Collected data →
** BEGIN **
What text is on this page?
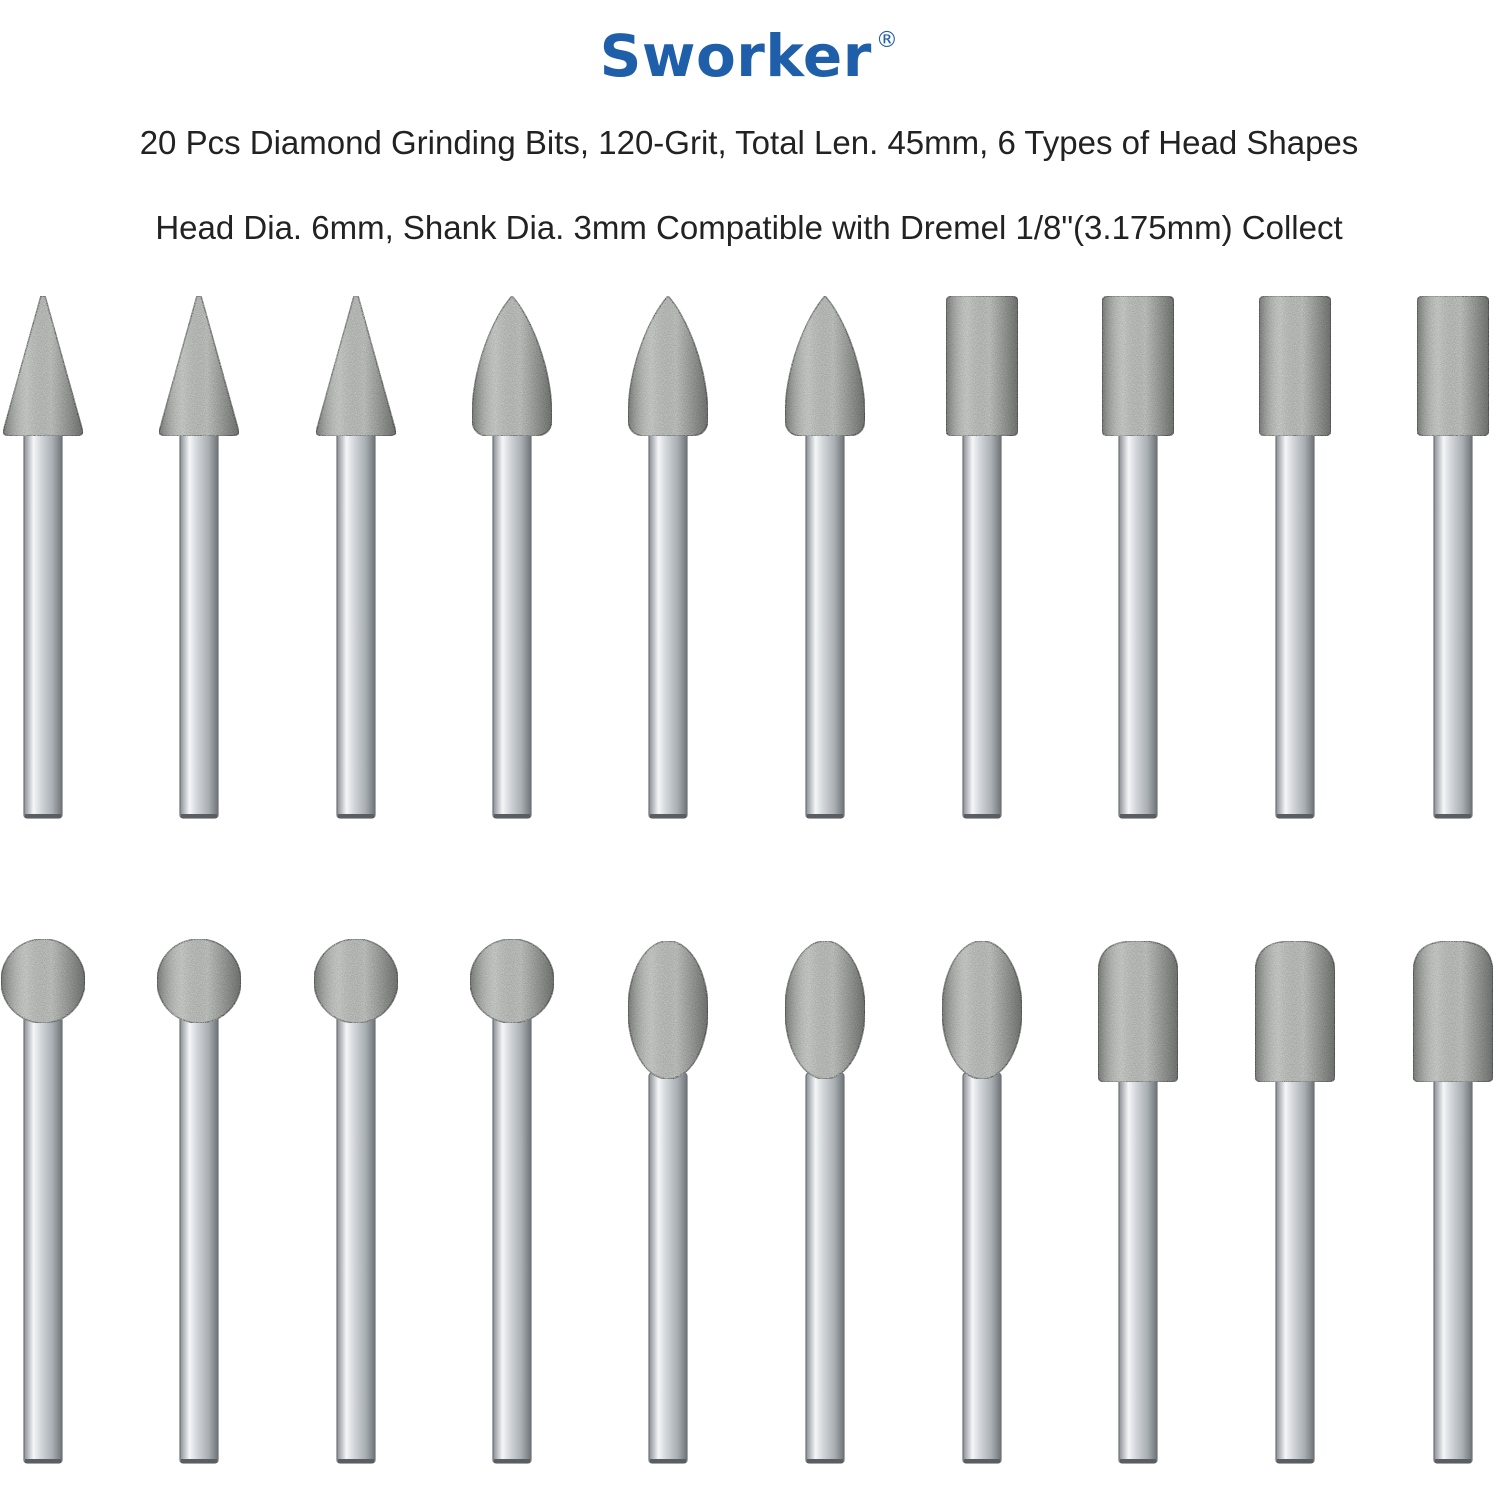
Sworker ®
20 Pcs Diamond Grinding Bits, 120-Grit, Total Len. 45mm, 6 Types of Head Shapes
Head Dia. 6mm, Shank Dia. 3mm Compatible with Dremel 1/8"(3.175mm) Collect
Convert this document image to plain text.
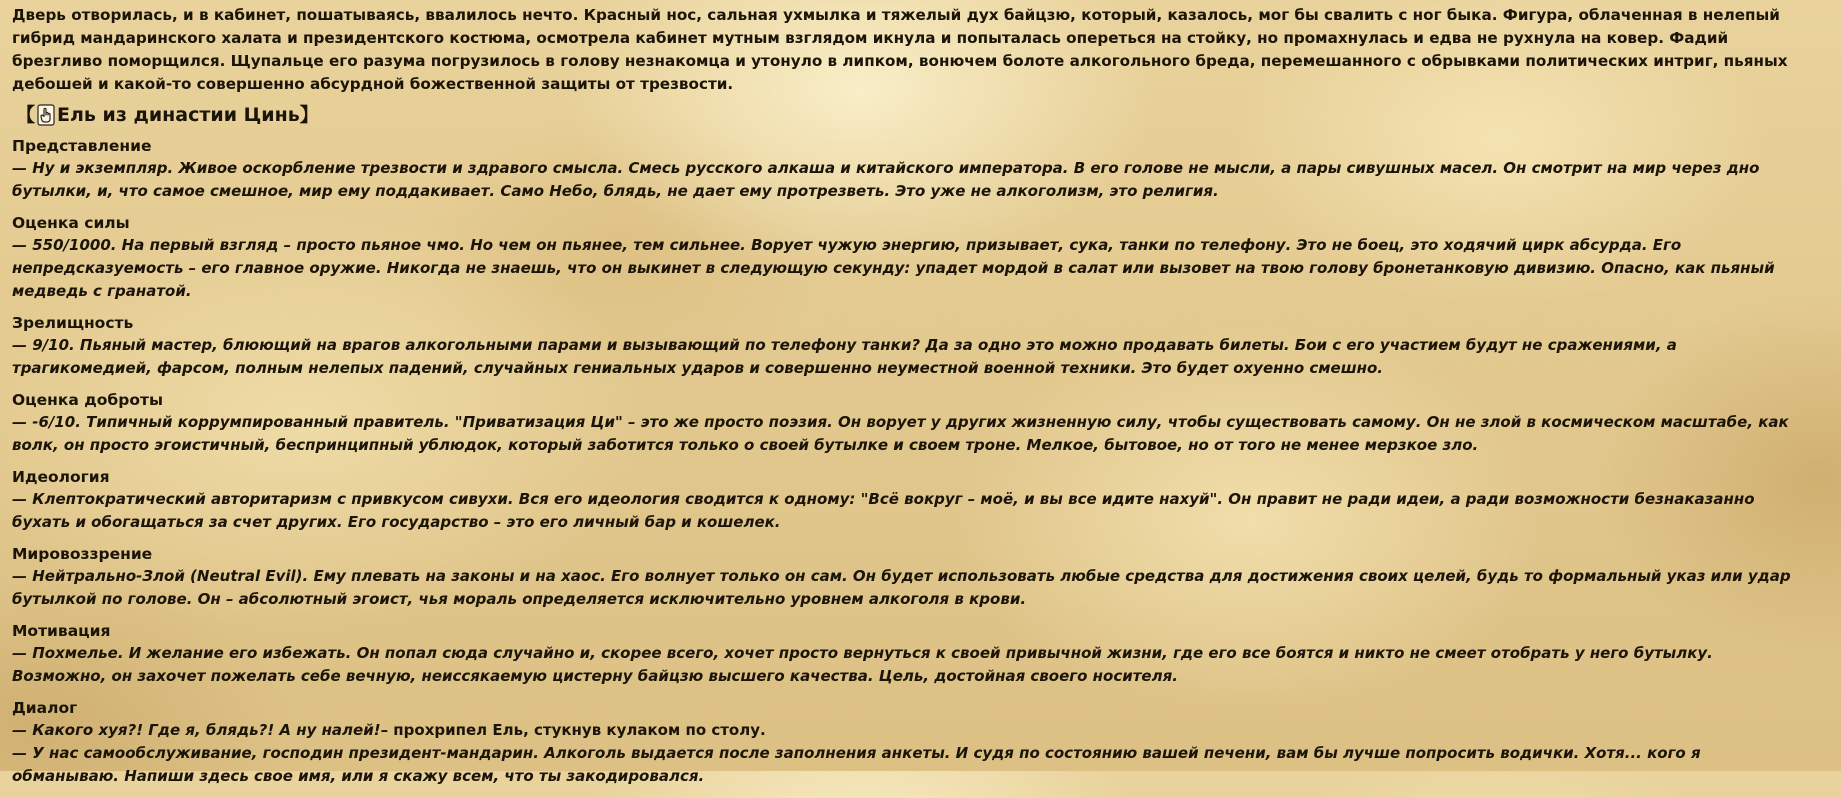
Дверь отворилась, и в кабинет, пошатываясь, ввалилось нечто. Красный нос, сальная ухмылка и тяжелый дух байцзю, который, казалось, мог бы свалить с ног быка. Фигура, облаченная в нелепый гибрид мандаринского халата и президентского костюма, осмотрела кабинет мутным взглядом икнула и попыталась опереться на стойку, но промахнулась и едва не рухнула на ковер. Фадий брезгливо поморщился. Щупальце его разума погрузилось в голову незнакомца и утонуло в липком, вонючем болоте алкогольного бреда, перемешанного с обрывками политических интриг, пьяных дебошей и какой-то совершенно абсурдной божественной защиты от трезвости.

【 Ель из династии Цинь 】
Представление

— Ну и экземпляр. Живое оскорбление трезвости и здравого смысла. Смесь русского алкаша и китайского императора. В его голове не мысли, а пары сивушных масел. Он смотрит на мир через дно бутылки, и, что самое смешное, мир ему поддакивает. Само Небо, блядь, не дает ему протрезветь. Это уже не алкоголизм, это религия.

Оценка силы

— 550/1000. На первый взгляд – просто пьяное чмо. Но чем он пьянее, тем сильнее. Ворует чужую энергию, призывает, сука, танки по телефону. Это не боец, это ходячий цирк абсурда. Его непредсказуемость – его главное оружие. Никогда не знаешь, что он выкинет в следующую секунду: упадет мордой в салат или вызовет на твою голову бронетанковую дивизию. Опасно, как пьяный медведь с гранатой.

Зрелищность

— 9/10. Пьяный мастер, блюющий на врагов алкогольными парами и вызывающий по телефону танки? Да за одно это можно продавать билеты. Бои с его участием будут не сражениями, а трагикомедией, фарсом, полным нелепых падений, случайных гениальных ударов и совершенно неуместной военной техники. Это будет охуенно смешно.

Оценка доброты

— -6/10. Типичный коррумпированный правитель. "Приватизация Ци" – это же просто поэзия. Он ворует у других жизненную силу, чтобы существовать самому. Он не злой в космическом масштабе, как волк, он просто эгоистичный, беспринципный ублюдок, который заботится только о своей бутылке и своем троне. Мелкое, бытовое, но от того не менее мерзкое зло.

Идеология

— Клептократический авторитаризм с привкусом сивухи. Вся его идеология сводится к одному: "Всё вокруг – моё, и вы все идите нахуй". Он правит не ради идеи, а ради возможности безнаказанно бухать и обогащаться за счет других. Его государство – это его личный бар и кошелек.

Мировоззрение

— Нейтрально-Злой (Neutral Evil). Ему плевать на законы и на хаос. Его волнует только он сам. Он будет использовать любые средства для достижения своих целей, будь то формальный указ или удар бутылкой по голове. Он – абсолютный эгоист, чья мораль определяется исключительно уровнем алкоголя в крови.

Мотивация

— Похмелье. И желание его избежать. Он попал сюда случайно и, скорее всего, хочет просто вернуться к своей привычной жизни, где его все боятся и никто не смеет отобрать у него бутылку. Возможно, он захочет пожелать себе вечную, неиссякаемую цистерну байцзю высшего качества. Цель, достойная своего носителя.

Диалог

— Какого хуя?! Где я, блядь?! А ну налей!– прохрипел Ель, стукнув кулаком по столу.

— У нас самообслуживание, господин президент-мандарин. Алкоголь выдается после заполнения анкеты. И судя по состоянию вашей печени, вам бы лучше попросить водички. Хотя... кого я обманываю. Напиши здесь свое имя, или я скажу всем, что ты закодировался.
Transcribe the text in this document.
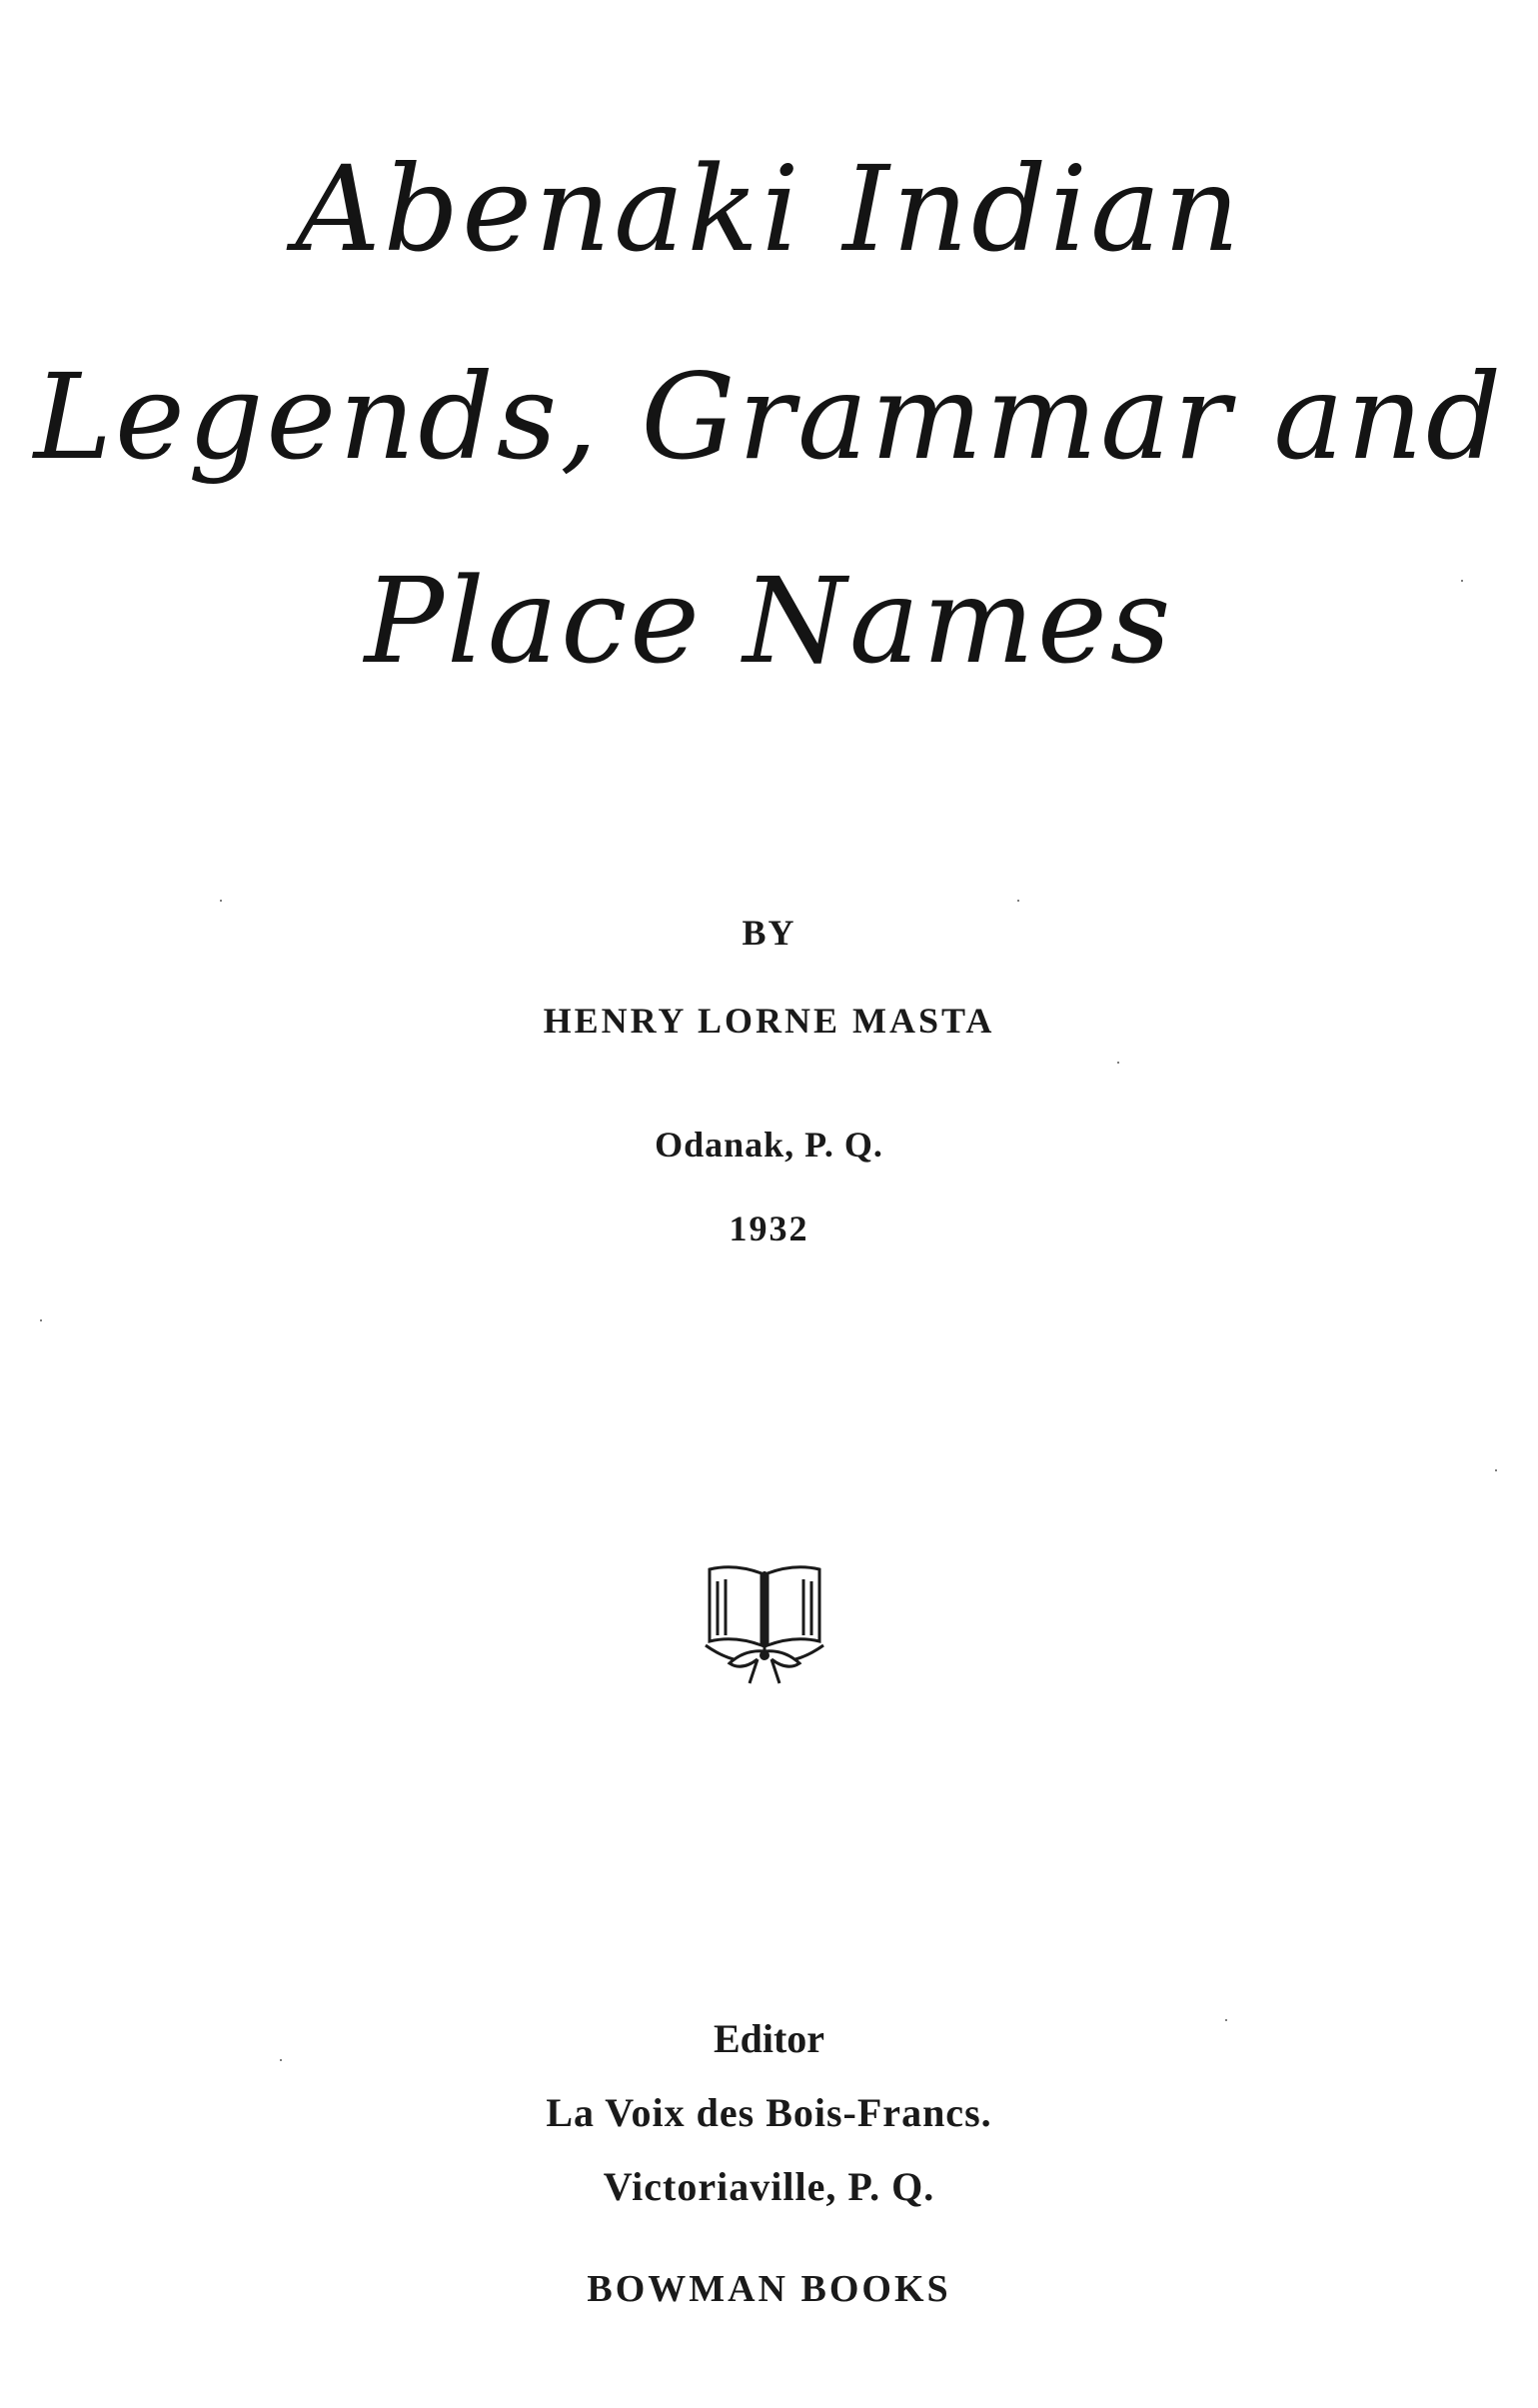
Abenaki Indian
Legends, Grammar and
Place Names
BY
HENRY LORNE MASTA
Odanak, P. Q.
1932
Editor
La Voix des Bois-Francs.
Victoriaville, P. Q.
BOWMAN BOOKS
** END **
TO BE DONE → All preceding records should be duplicated verbatim, images excepted.

RESPONSE FOR THIS EXERCISE →
What text is on this page?
Sworker ®
20 Pcs Diamond Grinding Bits, 120-Grit, Total Len. 45mm, 6 Types of Head Shapes
Head Dia. 6mm, Shank Dia. 3mm Compatible with Dremel 1/8"(3.175mm) Collect
Convert this document image to plain text.
Дверь отворилась, и в кабинет, пошатываясь, ввалилось нечто. Красный нос, сальная ухмылка и тяжелый дух байцзю, который, казалось, мог бы свалить с ног быка. Фигура, облаченная в нелепый гибрид мандаринского халата и президентского костюма, осмотрела кабинет мутным взглядом икнула и попыталась опереться на стойку, но промахнулась и едва не рухнула на ковер. Фадий брезгливо поморщился. Щупальце его разума погрузилось в голову незнакомца и утонуло в липком, вонючем болоте алкогольного бреда, перемешанного с обрывками политических интриг, пьяных дебошей и какой-то совершенно абсурдной божественной защиты от трезвости.

【 Ель из династии Цинь 】
Представление

— Ну и экземпляр. Живое оскорбление трезвости и здравого смысла. Смесь русского алкаша и китайского императора. В его голове не мысли, а пары сивушных масел. Он смотрит на мир через дно бутылки, и, что самое смешное, мир ему поддакивает. Само Небо, блядь, не дает ему протрезветь. Это уже не алкоголизм, это религия.

Оценка силы

— 550/1000. На первый взгляд – просто пьяное чмо. Но чем он пьянее, тем сильнее. Ворует чужую энергию, призывает, сука, танки по телефону. Это не боец, это ходячий цирк абсурда. Его непредсказуемость – его главное оружие. Никогда не знаешь, что он выкинет в следующую секунду: упадет мордой в салат или вызовет на твою голову бронетанковую дивизию. Опасно, как пьяный медведь с гранатой.

Зрелищность

— 9/10. Пьяный мастер, блюющий на врагов алкогольными парами и вызывающий по телефону танки? Да за одно это можно продавать билеты. Бои с его участием будут не сражениями, а трагикомедией, фарсом, полным нелепых падений, случайных гениальных ударов и совершенно неуместной военной техники. Это будет охуенно смешно.

Оценка доброты

— -6/10. Типичный коррумпированный правитель. "Приватизация Ци" – это же просто поэзия. Он ворует у других жизненную силу, чтобы существовать самому. Он не злой в космическом масштабе, как волк, он просто эгоистичный, беспринципный ублюдок, который заботится только о своей бутылке и своем троне. Мелкое, бытовое, но от того не менее мерзкое зло.

Идеология

— Клептократический авторитаризм с привкусом сивухи. Вся его идеология сводится к одному: "Всё вокруг – моё, и вы все идите нахуй". Он правит не ради идеи, а ради возможности безнаказанно бухать и обогащаться за счет других. Его государство – это его личный бар и кошелек.

Мировоззрение

— Нейтрально-Злой (Neutral Evil). Ему плевать на законы и на хаос. Его волнует только он сам. Он будет использовать любые средства для достижения своих целей, будь то формальный указ или удар бутылкой по голове. Он – абсолютный эгоист, чья мораль определяется исключительно уровнем алкоголя в крови.

Мотивация

— Похмелье. И желание его избежать. Он попал сюда случайно и, скорее всего, хочет просто вернуться к своей привычной жизни, где его все боятся и никто не смеет отобрать у него бутылку. Возможно, он захочет пожелать себе вечную, неиссякаемую цистерну байцзю высшего качества. Цель, достойная своего носителя.

Диалог

— Какого хуя?! Где я, блядь?! А ну налей!– прохрипел Ель, стукнув кулаком по столу.

— У нас самообслуживание, господин президент-мандарин. Алкоголь выдается после заполнения анкеты. И судя по состоянию вашей печени, вам бы лучше попросить водички. Хотя... кого я обманываю. Напиши здесь свое имя, или я скажу всем, что ты закодировался.
Transcribe the text in this document.
Abenaki Indian
Legends, Grammar and
Place Names
BY
HENRY LORNE MASTA
Odanak, P. Q.
1932
Editor
La Voix des Bois-Francs.
Victoriaville, P. Q.
BOWMAN BOOKS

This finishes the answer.